Data for processing:
__________
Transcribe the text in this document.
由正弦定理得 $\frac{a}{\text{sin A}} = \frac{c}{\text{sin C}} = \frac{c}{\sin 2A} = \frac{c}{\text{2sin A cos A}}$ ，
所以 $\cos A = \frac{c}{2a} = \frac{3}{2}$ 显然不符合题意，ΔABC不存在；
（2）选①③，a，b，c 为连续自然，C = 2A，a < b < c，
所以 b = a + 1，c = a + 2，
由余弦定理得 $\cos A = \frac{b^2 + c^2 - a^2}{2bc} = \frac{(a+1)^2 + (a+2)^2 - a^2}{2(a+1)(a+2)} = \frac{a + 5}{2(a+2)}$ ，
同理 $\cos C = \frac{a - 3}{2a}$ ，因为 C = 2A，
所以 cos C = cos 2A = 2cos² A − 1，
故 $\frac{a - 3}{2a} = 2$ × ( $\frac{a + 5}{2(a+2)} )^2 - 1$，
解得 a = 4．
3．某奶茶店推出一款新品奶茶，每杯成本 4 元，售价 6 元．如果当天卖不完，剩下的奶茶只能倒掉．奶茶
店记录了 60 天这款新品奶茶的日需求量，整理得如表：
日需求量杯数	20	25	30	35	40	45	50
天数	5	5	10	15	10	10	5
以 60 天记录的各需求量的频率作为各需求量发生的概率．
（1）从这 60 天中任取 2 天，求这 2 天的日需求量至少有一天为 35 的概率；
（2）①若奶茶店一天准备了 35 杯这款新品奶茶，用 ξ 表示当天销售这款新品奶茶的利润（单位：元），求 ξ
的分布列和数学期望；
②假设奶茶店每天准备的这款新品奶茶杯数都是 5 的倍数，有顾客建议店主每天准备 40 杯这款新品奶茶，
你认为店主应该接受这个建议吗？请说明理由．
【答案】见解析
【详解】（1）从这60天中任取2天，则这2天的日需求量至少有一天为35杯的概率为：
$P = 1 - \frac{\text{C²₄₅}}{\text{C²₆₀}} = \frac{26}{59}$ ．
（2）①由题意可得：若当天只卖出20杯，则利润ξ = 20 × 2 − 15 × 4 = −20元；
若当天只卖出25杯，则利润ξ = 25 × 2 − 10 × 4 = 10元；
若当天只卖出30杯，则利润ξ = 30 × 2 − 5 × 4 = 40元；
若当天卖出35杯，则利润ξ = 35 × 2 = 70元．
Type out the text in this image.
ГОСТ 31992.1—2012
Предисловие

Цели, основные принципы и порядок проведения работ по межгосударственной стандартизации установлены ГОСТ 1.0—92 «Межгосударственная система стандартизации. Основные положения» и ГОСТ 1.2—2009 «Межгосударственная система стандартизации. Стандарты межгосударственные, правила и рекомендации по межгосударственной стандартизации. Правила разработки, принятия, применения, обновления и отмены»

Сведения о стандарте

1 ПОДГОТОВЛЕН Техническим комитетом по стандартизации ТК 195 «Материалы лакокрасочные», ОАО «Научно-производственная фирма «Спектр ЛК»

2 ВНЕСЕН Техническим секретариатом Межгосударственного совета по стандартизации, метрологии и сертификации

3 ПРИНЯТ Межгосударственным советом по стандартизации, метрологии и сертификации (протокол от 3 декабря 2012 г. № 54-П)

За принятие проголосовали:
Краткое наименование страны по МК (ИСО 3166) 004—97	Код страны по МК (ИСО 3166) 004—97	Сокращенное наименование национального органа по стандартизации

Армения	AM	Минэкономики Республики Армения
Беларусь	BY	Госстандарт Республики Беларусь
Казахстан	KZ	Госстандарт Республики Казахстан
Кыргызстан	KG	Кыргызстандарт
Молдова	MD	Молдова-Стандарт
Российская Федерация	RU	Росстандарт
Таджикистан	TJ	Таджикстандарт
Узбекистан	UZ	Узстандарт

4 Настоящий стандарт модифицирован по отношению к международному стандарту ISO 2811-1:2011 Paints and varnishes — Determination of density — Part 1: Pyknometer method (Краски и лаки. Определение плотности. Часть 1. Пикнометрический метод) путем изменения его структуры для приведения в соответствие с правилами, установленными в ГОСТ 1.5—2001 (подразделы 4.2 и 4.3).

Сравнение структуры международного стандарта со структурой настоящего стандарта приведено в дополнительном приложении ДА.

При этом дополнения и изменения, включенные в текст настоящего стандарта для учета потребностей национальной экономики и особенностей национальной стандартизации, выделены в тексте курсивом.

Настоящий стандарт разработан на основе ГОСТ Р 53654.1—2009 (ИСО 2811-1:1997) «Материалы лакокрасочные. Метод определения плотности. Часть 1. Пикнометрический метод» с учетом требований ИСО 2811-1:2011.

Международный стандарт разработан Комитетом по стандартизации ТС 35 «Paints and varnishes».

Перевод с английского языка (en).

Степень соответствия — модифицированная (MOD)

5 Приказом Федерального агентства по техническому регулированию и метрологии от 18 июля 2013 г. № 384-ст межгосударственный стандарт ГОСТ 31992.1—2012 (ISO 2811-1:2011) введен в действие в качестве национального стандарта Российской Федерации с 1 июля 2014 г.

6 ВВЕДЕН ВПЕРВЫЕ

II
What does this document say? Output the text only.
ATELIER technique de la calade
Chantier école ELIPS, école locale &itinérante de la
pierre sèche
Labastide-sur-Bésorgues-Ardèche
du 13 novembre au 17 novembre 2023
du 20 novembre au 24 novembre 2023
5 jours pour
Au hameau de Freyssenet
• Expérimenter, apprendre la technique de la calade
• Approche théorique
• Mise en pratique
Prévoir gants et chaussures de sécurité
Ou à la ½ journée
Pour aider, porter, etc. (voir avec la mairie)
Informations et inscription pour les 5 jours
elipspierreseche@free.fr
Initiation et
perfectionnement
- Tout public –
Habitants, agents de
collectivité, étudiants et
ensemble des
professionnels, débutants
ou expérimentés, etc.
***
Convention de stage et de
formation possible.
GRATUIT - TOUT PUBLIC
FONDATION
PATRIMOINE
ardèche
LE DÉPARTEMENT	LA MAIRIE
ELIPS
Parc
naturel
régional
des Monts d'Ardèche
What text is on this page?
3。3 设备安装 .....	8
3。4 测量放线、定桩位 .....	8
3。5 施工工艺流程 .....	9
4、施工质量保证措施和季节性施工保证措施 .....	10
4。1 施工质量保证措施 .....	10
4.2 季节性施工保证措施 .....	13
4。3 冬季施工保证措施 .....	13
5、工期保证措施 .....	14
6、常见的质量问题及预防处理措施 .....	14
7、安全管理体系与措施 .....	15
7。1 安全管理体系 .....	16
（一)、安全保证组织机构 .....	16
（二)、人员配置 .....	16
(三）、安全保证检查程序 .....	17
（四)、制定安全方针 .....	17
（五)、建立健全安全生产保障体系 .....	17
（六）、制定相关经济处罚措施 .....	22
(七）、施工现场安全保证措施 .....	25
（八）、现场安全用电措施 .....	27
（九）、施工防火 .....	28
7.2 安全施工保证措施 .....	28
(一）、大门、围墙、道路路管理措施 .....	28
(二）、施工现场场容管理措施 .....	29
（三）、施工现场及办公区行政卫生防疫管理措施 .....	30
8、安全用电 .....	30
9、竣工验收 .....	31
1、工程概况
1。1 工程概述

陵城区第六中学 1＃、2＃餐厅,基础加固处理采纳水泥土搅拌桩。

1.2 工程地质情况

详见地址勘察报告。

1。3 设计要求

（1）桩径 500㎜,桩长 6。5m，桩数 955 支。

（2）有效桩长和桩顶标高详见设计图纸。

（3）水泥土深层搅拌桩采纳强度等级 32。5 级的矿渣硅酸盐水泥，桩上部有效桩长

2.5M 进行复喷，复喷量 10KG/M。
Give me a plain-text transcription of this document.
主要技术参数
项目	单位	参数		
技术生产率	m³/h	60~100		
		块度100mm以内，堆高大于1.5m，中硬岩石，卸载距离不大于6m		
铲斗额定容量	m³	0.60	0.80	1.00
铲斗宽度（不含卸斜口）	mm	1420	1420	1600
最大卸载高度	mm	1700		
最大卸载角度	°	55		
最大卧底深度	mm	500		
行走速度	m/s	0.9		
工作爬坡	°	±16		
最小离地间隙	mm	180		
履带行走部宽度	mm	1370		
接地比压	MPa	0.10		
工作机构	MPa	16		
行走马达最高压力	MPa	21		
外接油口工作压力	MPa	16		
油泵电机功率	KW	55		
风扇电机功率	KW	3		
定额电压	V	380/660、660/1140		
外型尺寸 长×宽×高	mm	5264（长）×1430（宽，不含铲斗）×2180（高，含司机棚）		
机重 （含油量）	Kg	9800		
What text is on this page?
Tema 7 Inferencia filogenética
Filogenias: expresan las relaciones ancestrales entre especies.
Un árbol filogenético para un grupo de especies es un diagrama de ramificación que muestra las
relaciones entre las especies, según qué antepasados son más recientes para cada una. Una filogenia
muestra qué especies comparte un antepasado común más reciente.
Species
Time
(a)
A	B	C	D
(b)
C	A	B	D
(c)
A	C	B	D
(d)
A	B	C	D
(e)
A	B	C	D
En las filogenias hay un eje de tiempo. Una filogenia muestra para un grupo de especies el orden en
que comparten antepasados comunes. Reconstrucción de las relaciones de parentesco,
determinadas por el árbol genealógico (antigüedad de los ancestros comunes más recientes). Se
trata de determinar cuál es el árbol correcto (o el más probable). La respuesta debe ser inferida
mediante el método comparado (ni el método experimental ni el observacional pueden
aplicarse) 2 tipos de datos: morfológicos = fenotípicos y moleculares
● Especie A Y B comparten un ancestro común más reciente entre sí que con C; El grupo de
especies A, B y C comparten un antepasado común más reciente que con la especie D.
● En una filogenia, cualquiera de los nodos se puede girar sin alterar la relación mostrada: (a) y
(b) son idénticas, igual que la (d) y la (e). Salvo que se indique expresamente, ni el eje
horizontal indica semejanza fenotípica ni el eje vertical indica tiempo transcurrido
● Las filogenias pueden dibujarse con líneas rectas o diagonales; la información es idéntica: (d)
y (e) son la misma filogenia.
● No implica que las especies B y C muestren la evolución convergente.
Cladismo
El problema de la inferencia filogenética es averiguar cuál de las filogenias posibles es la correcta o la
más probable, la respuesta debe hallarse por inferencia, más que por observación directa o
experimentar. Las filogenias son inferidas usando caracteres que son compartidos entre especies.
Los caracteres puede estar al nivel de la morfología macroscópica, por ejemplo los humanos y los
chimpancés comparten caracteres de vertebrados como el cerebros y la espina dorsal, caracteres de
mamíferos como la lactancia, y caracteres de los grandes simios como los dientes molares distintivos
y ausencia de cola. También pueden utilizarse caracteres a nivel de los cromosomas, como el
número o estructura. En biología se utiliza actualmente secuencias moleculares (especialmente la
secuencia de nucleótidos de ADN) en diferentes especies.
__________
To be done:
In the listing, find each line with the string "caracteres" and copy it.

Answer below:
experimentar. Las filogenias son inferidas usando caracteres que son compartidos entre especies.
Los caracteres puede estar al nivel de la morfología macroscópica, por ejemplo los humanos y los
chimpancés comparten caracteres de vertebrados como el cerebros y la espina dorsal, caracteres de
mamíferos como la lactancia, y caracteres de los grandes simios como los dientes molares distintivos
y ausencia de cola. También pueden utilizarse caracteres a nivel de los cromosomas, como el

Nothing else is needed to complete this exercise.